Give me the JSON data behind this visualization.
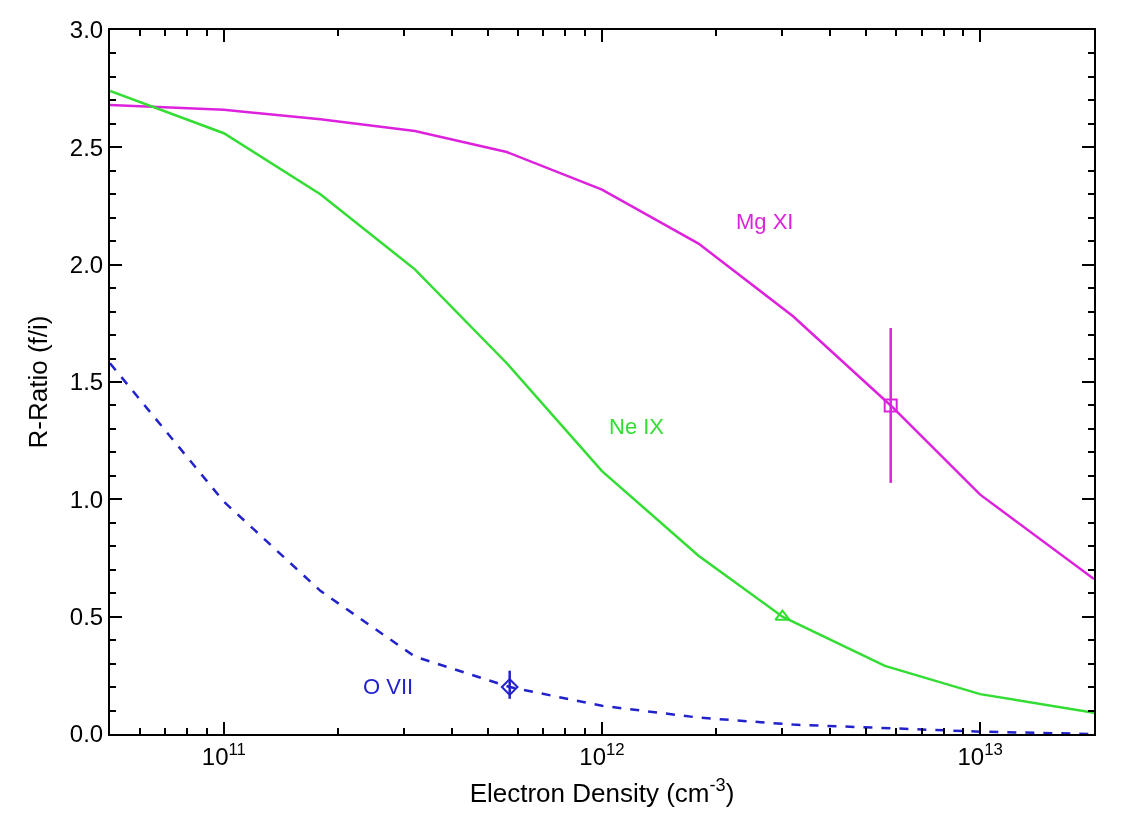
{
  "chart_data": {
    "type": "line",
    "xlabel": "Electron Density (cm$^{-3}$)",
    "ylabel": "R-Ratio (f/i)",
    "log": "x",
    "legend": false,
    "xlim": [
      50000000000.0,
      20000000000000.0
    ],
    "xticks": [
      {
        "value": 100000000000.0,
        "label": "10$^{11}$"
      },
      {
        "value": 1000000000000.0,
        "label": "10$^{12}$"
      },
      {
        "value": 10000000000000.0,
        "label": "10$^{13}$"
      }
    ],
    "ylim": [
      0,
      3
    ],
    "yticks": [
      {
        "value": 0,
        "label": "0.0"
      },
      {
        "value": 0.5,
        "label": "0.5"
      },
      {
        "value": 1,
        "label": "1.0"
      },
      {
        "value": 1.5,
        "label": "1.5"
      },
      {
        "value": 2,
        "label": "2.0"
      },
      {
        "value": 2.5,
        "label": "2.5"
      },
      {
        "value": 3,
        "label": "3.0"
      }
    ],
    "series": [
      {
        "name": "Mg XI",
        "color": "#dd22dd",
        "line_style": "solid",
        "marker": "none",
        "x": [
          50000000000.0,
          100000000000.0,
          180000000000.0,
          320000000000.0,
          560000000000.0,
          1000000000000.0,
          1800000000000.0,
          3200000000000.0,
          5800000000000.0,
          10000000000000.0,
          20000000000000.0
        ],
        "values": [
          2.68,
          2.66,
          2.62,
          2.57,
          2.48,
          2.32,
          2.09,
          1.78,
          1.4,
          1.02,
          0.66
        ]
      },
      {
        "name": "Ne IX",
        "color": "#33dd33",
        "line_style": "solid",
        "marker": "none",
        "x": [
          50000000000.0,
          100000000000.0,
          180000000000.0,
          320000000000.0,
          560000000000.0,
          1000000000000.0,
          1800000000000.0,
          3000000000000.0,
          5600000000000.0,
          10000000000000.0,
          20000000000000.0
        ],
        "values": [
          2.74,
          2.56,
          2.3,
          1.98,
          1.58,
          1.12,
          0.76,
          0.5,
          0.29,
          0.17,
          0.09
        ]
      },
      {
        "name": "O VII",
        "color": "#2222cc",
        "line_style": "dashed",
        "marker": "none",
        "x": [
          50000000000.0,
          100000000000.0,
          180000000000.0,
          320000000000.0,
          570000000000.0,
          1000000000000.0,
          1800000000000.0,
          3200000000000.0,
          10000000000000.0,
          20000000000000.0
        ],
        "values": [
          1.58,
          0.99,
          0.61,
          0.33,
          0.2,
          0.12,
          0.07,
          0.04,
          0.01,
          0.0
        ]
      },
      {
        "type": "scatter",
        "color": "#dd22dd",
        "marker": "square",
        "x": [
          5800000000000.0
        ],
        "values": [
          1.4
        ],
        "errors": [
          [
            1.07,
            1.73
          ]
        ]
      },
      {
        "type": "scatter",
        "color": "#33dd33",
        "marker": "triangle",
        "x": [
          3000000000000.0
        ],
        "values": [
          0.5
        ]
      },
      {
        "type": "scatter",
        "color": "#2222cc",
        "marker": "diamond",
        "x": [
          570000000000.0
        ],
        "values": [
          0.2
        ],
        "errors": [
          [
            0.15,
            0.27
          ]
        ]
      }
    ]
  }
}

## [REQUIREMENT]
Give the material again exactly as it is, but keep the pictures out.

## [SOLVED PROBLEM]
Give me the JSON data behind this visualization.
{
  "chart_data": {
    "type": "line",
    "xlabel": "Electron Density (cm$^{-3}$)",
    "ylabel": "R-Ratio (f/i)",
    "log": "x",
    "legend": false,
    "xlim": [
      50000000000.0,
      20000000000000.0
    ],
    "xticks": [
      {
        "value": 100000000000.0,
        "label": "10$^{11}$"
      },
      {
        "value": 1000000000000.0,
        "label": "10$^{12}$"
      },
      {
        "value": 10000000000000.0,
        "label": "10$^{13}$"
      }
    ],
    "ylim": [
      0,
      3
    ],
    "yticks": [
      {
        "value": 0,
        "label": "0.0"
      },
      {
        "value": 0.5,
        "label": "0.5"
      },
      {
        "value": 1,
        "label": "1.0"
      },
      {
        "value": 1.5,
        "label": "1.5"
      },
      {
        "value": 2,
        "label": "2.0"
      },
      {
        "value": 2.5,
        "label": "2.5"
      },
      {
        "value": 3,
        "label": "3.0"
      }
    ],
    "series": [
      {
        "name": "Mg XI",
        "color": "#dd22dd",
        "line_style": "solid",
        "marker": "none",
        "x": [
          50000000000.0,
          100000000000.0,
          180000000000.0,
          320000000000.0,
          560000000000.0,
          1000000000000.0,
          1800000000000.0,
          3200000000000.0,
          5800000000000.0,
          10000000000000.0,
          20000000000000.0
        ],
        "values": [
          2.68,
          2.66,
          2.62,
          2.57,
          2.48,
          2.32,
          2.09,
          1.78,
          1.4,
          1.02,
          0.66
        ]
      },
      {
        "name": "Ne IX",
        "color": "#33dd33",
        "line_style": "solid",
        "marker": "none",
        "x": [
          50000000000.0,
          100000000000.0,
          180000000000.0,
          320000000000.0,
          560000000000.0,
          1000000000000.0,
          1800000000000.0,
          3000000000000.0,
          5600000000000.0,
          10000000000000.0,
          20000000000000.0
        ],
        "values": [
          2.74,
          2.56,
          2.3,
          1.98,
          1.58,
          1.12,
          0.76,
          0.5,
          0.29,
          0.17,
          0.09
        ]
      },
      {
        "name": "O VII",
        "color": "#2222cc",
        "line_style": "dashed",
        "marker": "none",
        "x": [
          50000000000.0,
          100000000000.0,
          180000000000.0,
          320000000000.0,
          570000000000.0,
          1000000000000.0,
          1800000000000.0,
          3200000000000.0,
          10000000000000.0,
          20000000000000.0
        ],
        "values": [
          1.58,
          0.99,
          0.61,
          0.33,
          0.2,
          0.12,
          0.07,
          0.04,
          0.01,
          0.0
        ]
      },
      {
        "type": "scatter",
        "color": "#dd22dd",
        "marker": "square",
        "x": [
          5800000000000.0
        ],
        "values": [
          1.4
        ],
        "errors": [
          [
            1.07,
            1.73
          ]
        ]
      },
      {
        "type": "scatter",
        "color": "#33dd33",
        "marker": "triangle",
        "x": [
          3000000000000.0
        ],
        "values": [
          0.5
        ]
      },
      {
        "type": "scatter",
        "color": "#2222cc",
        "marker": "diamond",
        "x": [
          570000000000.0
        ],
        "values": [
          0.2
        ],
        "errors": [
          [
            0.15,
            0.27
          ]
        ]
      }
    ]
  }
}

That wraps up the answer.